Start of Listed records

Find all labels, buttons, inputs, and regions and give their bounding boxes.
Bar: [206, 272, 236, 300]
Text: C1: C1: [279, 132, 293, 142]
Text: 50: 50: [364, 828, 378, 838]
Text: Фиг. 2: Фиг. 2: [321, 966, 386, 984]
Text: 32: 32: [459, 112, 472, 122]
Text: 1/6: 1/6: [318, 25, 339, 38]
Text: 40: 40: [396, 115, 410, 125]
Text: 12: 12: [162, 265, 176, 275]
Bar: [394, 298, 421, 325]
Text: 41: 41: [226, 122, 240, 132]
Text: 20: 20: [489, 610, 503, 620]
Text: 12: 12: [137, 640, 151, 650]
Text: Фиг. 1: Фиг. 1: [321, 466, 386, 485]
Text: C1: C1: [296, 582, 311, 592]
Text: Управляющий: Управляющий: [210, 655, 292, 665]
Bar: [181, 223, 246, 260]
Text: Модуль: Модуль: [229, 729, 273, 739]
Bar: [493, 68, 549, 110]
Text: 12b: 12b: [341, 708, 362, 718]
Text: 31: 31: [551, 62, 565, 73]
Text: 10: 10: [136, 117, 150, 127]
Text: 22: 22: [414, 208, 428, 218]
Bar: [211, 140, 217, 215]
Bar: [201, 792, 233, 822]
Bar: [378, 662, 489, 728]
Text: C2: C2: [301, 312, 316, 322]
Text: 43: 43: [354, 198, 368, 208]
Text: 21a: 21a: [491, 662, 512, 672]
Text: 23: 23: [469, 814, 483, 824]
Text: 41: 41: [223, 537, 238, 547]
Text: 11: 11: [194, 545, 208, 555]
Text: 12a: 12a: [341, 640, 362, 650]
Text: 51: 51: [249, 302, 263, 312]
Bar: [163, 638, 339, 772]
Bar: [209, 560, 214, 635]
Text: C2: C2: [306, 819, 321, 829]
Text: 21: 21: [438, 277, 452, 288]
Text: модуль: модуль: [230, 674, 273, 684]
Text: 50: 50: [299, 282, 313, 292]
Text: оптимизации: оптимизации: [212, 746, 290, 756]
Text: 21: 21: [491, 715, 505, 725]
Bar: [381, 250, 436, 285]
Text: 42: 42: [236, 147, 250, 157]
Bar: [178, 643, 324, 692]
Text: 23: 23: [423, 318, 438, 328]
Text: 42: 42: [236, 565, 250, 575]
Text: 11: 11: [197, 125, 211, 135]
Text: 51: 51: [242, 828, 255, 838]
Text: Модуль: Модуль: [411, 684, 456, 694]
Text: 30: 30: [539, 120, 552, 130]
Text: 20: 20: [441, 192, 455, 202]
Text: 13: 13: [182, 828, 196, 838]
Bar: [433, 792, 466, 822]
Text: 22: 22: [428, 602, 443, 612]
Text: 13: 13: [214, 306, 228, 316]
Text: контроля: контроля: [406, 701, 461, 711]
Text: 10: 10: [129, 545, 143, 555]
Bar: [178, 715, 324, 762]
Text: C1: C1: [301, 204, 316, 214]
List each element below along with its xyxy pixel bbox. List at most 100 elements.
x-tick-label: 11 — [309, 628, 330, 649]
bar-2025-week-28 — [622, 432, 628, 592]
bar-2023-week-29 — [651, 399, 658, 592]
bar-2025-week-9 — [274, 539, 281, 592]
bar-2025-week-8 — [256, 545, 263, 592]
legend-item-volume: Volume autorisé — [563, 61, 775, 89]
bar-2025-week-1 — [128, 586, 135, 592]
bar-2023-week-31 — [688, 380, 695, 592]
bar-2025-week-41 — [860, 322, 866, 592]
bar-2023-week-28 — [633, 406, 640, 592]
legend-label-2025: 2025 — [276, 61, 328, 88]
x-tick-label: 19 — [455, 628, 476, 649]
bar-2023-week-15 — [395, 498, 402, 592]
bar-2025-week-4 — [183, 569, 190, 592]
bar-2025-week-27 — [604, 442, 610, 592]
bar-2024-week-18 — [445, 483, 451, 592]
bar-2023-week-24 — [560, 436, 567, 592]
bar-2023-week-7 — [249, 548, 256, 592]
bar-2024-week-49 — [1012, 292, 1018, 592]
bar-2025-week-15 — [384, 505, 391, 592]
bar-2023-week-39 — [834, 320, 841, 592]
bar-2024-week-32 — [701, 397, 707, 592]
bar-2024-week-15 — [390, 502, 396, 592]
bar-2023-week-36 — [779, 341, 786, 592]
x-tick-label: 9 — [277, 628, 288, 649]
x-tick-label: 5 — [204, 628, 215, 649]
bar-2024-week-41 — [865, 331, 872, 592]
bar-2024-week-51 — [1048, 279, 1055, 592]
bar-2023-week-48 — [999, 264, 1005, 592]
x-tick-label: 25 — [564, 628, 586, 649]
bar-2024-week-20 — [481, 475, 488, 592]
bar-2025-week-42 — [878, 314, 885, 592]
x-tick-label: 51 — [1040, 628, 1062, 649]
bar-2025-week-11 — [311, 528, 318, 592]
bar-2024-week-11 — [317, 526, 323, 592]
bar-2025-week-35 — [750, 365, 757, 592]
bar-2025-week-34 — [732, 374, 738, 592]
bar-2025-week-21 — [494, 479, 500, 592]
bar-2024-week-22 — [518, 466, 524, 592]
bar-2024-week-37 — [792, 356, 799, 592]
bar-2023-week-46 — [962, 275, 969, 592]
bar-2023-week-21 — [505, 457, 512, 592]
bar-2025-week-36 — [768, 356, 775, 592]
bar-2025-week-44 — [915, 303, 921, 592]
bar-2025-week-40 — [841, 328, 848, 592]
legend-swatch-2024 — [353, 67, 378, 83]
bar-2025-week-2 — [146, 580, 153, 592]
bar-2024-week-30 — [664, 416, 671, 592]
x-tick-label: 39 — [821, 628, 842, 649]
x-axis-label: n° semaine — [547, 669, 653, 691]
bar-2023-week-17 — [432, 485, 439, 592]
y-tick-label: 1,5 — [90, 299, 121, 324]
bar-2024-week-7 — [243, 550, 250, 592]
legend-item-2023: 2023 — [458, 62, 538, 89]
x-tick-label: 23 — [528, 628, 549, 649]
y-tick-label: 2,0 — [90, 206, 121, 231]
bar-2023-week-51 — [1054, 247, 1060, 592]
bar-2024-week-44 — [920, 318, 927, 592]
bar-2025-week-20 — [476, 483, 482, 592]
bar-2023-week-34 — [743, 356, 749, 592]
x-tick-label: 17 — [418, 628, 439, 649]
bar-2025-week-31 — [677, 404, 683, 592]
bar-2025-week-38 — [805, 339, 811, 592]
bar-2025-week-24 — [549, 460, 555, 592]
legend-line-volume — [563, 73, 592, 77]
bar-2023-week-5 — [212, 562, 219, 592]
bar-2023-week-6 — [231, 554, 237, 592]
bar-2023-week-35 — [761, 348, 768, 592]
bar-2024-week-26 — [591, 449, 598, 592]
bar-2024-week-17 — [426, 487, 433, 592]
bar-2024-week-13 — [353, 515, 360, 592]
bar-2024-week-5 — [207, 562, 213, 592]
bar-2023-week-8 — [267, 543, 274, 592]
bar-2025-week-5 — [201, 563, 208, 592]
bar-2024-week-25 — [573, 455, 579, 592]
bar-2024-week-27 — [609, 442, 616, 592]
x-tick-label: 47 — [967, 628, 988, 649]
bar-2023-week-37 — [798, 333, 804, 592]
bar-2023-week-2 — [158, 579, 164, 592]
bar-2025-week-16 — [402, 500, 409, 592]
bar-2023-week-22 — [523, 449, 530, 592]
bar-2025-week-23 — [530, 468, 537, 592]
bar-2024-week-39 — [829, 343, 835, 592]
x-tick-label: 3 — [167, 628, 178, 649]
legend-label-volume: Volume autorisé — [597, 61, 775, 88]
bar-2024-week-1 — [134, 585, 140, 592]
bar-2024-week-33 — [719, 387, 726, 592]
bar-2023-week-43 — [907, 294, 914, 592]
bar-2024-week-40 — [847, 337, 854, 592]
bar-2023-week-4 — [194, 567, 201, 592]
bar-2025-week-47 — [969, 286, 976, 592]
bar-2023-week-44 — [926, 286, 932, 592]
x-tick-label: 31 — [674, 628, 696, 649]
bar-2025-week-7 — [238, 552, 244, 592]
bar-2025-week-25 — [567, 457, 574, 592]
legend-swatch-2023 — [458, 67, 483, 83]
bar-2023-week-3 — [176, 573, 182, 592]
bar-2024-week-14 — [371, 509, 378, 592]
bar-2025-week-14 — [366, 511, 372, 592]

End of Listed records

(Goal):
Can you copy the entries word for word, starting at the very first line and ending with the line that contains "Text: 1/6: 1/6: [318, 25, 339, 38]", including that line?

(Exercise answer):
Find all labels, buttons, inputs, and regions and give their bounding boxes.
Bar: [206, 272, 236, 300]
Text: C1: C1: [279, 132, 293, 142]
Text: 50: 50: [364, 828, 378, 838]
Text: Фиг. 2: Фиг. 2: [321, 966, 386, 984]
Text: 32: 32: [459, 112, 472, 122]
Text: 1/6: 1/6: [318, 25, 339, 38]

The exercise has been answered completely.